Excerpt provided:
Segment Open
Turning back to scholarship focused in rhetoric and composition, particularly digital rhetoric, we will find work by James P. Zappen (2005), Doug Eyman (2015), and Angela Haas (2018) helpful in our endeavor. Eyman calls for scholars of digital rhetoric to combine multiple theoretical frameworks to employ during research and analysis of rhetoric in the digital sphere. In taking up his call, Zappen’s (2005) work serves in a roundabout way as a model for Eyman’s text a decade later, to focus digital rhetoric on four major areas, including the use of rhetorical strategies in production and analysis of digital text, identifying characteristics, affordances, and constraints of new media, formation of digital identities, and the potential for building social communities. Of course, while each of the areas of digital rhetoric highlighted by Zappen (2005) are afforded exploration, coupling his methodological framework with Haas’s (2018) work toward a digital cultural rhetoric provides a robust path forward for rhetorical analysis focused on digital genealogy databases and establishes what I refer to as an Identity-Attentive Digital Cultural Rhetorical Methodology.
Haas (2018) posits many attributes of digital cultural rhetorical studies as she works toward a digital cultural rhetoric. Her effective, yet not exhaustive, paradigm is applicable to the work I am doing here by responding to these attributes concerning the areas of digital rhetoric outlined by Zappen (2005). Haas (2018) defines digital rhetoric as the digital negotiation of information—and its historical, social, economic, and political contexts and influences—to affect change and outlines the following attributes of a digital cultural rhetoric which requires a negotiation—an interfacing—between bodies, identities, rhetoric, and technology: digital rhetoric requires interrogating the politics of digital interfaces, studying digital rhetorics in relation to/with specific communities and cultures of practice, examining the relationship between older and new technologies; valuing diverse bodies; and reassessing access.
With an Identity-Attentive Digital Cultural Rhetorical methodological framework in mind, we can pair an ethical framework, like virtue ethics, to better understand the actions taking place on digital genealogy databases. What we find helpful from a virtue ethics framework in constructing a public ethical framework for users of digital genealogy databases is that there are not rules to follow, or desired outcomes to reach, but, rather exemplars to emulate (Gallagher, 2018). Exemplars are people who take action, make choices, and have a sense of proper motivation with respect to a particular disposition (Gallagher, 2018). Indeed, this is quite productive given the dynamic range of User Agreements for these sites. But, how do we identify exemplars at work within these unique digital ecosystems?
To begin, we can analyze the practices of the community, as well as practices of individual users to identify ones with ethical character that has its origins not only in their individualism but also in a wider sense of social co-consent, a concept deriving from the Aristotelian idea of telos(Gallagher, 2018). Here, then, is the real crux of the application of virtue ethics to the actions of users of genealogy databases: patience. This will take time—beyond my lifetime, perhaps—but virtue ethics gives us a start, a leg up, even, in answering the questions John Duffy (2018) poses: “What kind of person do I want to be? How should I live my life? What does it mean to be a good person?” So, for users of digital genealogy databases, they must ask themselves: what kind of user do I want to be? How should I live my digital life? What does it mean to be a good user? Complex questions, for sure, with divergent reactions; yet, with a more defined conceptualization of consent, one which focuses on and challenges assumptions concerning the co-creation of digital identity among users, answers to these questions become a little less messy.
Segment Closed
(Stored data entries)
Segment Open
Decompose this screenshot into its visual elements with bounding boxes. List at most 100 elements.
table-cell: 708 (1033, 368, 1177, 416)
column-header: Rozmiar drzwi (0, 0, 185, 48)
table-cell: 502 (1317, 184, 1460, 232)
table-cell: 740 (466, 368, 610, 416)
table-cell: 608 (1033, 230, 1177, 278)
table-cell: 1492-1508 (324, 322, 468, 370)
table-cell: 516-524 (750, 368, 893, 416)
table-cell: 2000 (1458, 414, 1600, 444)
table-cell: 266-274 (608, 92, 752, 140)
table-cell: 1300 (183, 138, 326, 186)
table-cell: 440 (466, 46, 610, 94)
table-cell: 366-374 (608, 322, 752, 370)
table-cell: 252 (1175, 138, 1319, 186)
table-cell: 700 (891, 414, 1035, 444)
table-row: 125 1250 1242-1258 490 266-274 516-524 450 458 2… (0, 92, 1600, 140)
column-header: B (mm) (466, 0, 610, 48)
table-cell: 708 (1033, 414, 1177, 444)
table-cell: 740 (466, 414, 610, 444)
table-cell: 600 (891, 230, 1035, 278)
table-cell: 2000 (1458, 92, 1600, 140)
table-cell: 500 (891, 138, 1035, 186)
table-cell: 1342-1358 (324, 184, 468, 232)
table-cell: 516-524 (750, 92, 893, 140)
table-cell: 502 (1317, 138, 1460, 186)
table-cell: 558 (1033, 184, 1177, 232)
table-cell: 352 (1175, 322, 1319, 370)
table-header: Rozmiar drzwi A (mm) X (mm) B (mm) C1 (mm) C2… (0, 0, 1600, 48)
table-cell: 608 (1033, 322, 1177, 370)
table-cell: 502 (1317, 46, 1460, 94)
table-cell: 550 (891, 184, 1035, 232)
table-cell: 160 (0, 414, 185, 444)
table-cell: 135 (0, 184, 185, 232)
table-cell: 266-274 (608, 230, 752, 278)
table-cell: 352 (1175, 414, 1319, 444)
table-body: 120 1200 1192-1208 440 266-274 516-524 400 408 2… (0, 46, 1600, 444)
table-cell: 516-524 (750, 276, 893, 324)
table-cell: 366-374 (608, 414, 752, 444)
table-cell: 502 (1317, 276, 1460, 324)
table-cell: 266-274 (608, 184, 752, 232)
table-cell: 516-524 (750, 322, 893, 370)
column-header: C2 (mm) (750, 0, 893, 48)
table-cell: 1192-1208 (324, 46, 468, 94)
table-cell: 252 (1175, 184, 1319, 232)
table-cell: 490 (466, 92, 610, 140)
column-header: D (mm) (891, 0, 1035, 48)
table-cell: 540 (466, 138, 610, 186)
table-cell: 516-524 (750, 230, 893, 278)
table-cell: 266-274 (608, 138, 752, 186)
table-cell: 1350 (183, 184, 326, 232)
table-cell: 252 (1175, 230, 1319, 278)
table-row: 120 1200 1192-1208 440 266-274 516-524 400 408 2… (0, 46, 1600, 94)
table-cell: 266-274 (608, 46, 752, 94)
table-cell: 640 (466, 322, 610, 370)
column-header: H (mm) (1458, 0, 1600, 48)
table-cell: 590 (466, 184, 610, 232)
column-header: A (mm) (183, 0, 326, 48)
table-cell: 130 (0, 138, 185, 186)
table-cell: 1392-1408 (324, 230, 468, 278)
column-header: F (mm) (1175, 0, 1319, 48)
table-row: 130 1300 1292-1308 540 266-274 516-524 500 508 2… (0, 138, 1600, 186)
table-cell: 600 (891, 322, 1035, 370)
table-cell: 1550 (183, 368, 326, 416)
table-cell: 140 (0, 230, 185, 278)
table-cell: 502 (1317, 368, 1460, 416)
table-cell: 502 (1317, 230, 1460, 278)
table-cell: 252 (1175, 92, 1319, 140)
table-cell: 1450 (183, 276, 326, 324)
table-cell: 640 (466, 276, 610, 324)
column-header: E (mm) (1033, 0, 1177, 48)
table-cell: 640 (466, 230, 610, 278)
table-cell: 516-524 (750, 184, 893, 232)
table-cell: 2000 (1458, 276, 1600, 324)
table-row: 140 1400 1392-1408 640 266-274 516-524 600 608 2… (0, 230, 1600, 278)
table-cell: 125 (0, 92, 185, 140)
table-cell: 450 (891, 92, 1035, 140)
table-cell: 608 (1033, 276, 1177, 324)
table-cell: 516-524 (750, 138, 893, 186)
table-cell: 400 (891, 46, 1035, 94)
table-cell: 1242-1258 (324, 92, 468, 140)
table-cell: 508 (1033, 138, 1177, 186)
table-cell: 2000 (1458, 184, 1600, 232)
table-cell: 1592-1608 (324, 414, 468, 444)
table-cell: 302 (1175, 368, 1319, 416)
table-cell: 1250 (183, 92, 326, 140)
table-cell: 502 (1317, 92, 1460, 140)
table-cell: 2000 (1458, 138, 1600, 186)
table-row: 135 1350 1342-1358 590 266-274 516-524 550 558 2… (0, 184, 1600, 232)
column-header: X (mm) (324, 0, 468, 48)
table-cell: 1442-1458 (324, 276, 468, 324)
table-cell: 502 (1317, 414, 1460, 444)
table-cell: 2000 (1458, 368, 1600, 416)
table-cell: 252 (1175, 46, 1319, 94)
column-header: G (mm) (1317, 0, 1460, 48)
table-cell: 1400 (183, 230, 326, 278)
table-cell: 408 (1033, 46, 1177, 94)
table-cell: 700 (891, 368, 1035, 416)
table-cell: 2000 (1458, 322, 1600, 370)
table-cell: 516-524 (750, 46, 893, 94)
Segment Closed
Questions:
1. Retype the passage on digital genealogy databases, beginning at the words "With an Identity-Attentive" and stopping after "unique digital ecosystems?".
2. Write what follows the last sentence of the passage on digital genealogy databases.

Exercise answers:
1.
With an Identity-Attentive Digital Cultural Rhetorical methodological framework in mind, we can pair an ethical framework, like virtue ethics, to better understand the actions taking place on digital genealogy databases. What we find helpful from a virtue ethics framework in constructing a public ethical framework for users of digital genealogy databases is that there are not rules to follow, or desired outcomes to reach, but, rather exemplars to emulate (Gallagher, 2018). Exemplars are people who take action, make choices, and have a sense of proper motivation with respect to a particular disposition (Gallagher, 2018). Indeed, this is quite productive given the dynamic range of User Agreements for these sites. But, how do we identify exemplars at work within these unique digital ecosystems?

2.
The issue of whether or not the tactics used by police to identify D’Angelo are ethical is a much larger issue which not only concerns police tactics and surveillance, but also the medical field and insurance companies, all at the intersection of Big Data. By extending collaborative discussions that promote intersectional resistance to marginalization and oppression, we work towards a public ethical framework for users building their identity, and the identity of others, on digital genealogy databases. There are many questions concerning how digital genealogy databases make use of the data users upload to their sites. If these companies are subsidiaries of large corporations, what information are they sharing? What is the motivation to share specific information? For example, what are the implications of these companies sharing individual medical histories with insurance companies?
We must continue to press our police agencies for ethical transparency regarding their tactics and motives for solving crimes and catching criminals. We must hold them responsible for their actions.We must continue to complicate the function of online genealogy databases, considering how these sites could potentially be used for surveillance. We must consider the rhetorical velocity and trajectory of our actions on these sites, specifically the data we share, as well as the potential actions of other users. We must consider how ethical work is done in these digital spaces. Online genealogy databases are comprised of infinite amounts of information, and are primed to aid police agencies, Big Data, and other public and private organizations. A public ethical framework is one way to center user ethics as this technology continues to evolve.
Works Cited
Edwards, D. (2018). Circulation gatekeepers: Unbundling the platform politics of youtube’s content id. Computers & Composition: An International Journal, 47, 61-74.
Eyman, D. (2015). Digital rhetoric: Theory, method, practice. Ann Arbor, MI: U of Michigan P.
Duffy, J., Gallagher, J., & Holmes, S. (2018). Introduction. Rhetoric Review, 37, 321-327.
Gallagher, J. (2018). Enacting virtue ethics. Rhetoric Review, 37, 379-384.
Grabill, J. & Pigg, S. (2012). Messy rhetoric: identity performance as rhetorical agency in online public forums. Rhetoric Society Quarterly, 42 (2), 99-119.
Gross, A.G. (1996).The rhetoric of science. Cambridge, MA: Harvard UP.
Haas, A.M. (2007). Wampum as hypertext: An American Indian intellectual tradition of multimedia theory and practice. Studies in American Indian Literatures Series 2, 19 (4), 77-100.
--. (2018). Toward a digital cultural rhetoric. In J. Alexander and J. Rhodes (Eds.), The Routledge Handbook of Digital Writing and Rhetoric(412-22).
Katz, S. (1992). The ethic of expediency: Classical rhetoric, technology, and the holocaust. College English, 54 (3), 255-275.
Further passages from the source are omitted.